◆ WRITTEN PROBLEM:
In the records that follow, locate every line with "ylabel" and extract it.

◆ SUPPLIED DATA:

[start]

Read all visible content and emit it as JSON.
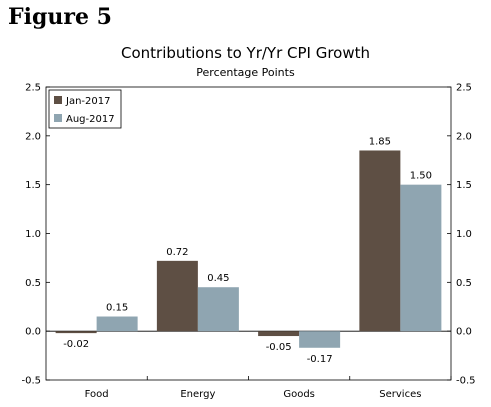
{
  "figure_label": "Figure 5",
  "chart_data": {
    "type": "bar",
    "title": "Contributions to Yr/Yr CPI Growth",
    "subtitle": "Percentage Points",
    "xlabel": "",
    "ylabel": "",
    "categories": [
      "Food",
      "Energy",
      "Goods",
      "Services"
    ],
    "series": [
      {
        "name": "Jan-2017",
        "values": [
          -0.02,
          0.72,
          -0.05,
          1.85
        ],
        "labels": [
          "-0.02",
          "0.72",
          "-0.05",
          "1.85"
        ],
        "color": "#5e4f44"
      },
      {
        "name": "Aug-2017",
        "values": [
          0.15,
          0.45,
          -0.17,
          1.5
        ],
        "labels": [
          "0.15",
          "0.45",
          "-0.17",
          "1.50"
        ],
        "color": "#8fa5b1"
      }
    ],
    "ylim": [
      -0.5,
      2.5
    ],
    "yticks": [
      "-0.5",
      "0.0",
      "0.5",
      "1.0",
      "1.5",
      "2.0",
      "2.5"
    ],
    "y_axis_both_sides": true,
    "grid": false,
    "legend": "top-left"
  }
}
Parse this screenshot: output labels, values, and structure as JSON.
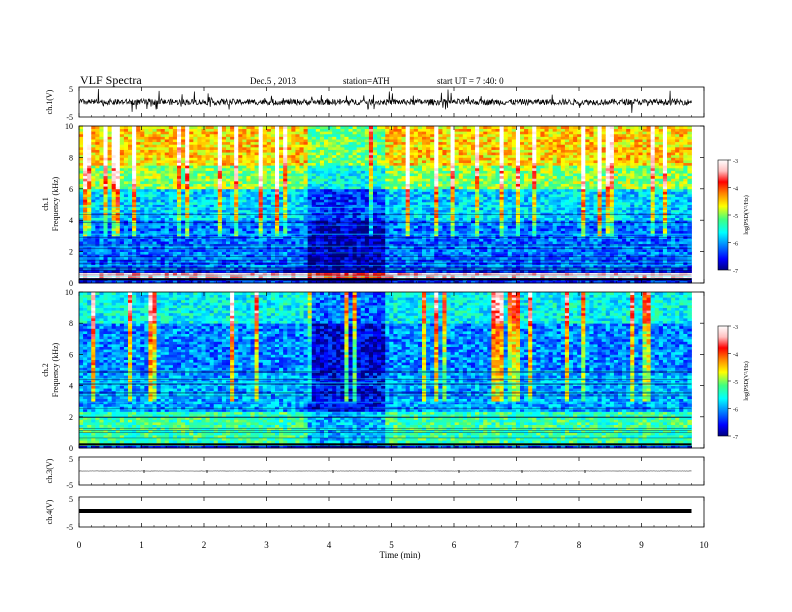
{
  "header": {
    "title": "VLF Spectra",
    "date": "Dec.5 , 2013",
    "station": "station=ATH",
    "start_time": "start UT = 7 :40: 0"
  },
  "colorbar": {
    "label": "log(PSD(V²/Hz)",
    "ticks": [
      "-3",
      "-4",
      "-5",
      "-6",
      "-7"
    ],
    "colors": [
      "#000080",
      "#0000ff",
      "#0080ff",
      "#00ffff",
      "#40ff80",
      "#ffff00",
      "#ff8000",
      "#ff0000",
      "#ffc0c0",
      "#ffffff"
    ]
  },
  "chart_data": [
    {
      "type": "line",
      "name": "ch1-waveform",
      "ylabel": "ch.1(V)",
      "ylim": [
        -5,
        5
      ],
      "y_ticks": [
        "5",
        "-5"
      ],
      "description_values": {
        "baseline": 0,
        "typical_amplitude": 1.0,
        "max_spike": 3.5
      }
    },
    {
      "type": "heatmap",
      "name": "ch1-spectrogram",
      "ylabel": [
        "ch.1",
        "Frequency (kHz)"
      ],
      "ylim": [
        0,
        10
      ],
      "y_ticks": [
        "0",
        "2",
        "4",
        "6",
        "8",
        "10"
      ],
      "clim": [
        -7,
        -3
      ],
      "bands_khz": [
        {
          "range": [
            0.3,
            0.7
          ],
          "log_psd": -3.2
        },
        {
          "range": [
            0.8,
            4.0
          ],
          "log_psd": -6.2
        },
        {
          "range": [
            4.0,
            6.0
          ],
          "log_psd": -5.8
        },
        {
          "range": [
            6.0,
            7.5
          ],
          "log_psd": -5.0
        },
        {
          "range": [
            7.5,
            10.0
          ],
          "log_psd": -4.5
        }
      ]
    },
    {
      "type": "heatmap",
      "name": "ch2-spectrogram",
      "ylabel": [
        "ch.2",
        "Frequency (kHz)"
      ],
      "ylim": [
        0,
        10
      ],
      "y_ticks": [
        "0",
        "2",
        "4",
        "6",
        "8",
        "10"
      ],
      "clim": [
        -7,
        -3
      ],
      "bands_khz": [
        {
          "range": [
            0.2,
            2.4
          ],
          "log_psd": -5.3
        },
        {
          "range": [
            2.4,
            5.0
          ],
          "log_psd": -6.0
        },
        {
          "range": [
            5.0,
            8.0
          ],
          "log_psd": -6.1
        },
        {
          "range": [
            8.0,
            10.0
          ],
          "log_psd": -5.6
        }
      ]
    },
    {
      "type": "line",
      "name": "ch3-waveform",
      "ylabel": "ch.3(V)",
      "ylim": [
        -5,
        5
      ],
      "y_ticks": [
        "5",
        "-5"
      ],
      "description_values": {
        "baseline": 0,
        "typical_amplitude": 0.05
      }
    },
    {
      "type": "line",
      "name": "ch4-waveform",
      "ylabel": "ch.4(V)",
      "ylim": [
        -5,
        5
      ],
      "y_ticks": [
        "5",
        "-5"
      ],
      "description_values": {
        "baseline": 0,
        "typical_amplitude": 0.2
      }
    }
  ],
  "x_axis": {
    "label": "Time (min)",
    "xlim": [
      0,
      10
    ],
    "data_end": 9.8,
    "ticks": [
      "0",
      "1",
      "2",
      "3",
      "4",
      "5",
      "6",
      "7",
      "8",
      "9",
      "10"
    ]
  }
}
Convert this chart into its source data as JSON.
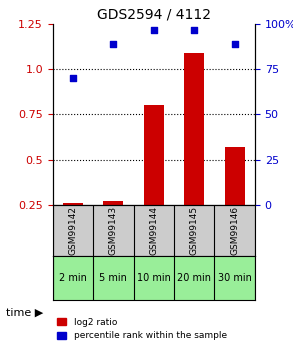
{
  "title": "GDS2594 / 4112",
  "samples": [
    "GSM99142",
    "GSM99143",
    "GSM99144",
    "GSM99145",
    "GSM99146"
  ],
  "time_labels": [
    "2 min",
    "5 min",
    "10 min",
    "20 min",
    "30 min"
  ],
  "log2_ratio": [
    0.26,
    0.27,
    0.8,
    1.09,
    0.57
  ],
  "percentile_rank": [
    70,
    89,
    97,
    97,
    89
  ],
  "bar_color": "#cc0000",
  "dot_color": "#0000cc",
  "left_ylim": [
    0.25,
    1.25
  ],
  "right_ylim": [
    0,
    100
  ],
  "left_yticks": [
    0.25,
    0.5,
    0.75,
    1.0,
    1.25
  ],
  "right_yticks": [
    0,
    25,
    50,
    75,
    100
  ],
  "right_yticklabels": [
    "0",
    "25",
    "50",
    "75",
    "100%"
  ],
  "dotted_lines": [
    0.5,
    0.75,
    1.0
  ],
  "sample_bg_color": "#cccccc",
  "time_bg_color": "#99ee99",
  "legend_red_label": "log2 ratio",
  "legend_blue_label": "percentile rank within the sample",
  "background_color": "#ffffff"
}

[end]

◆ ANSWER BELOW:
    "ylabel": "",
      "ylabel": "ch.1(V)",
      "ylabel": [
      "ylabel": [
      "ylabel": "ch.3(V)",
      "ylabel": "ch.4(V)",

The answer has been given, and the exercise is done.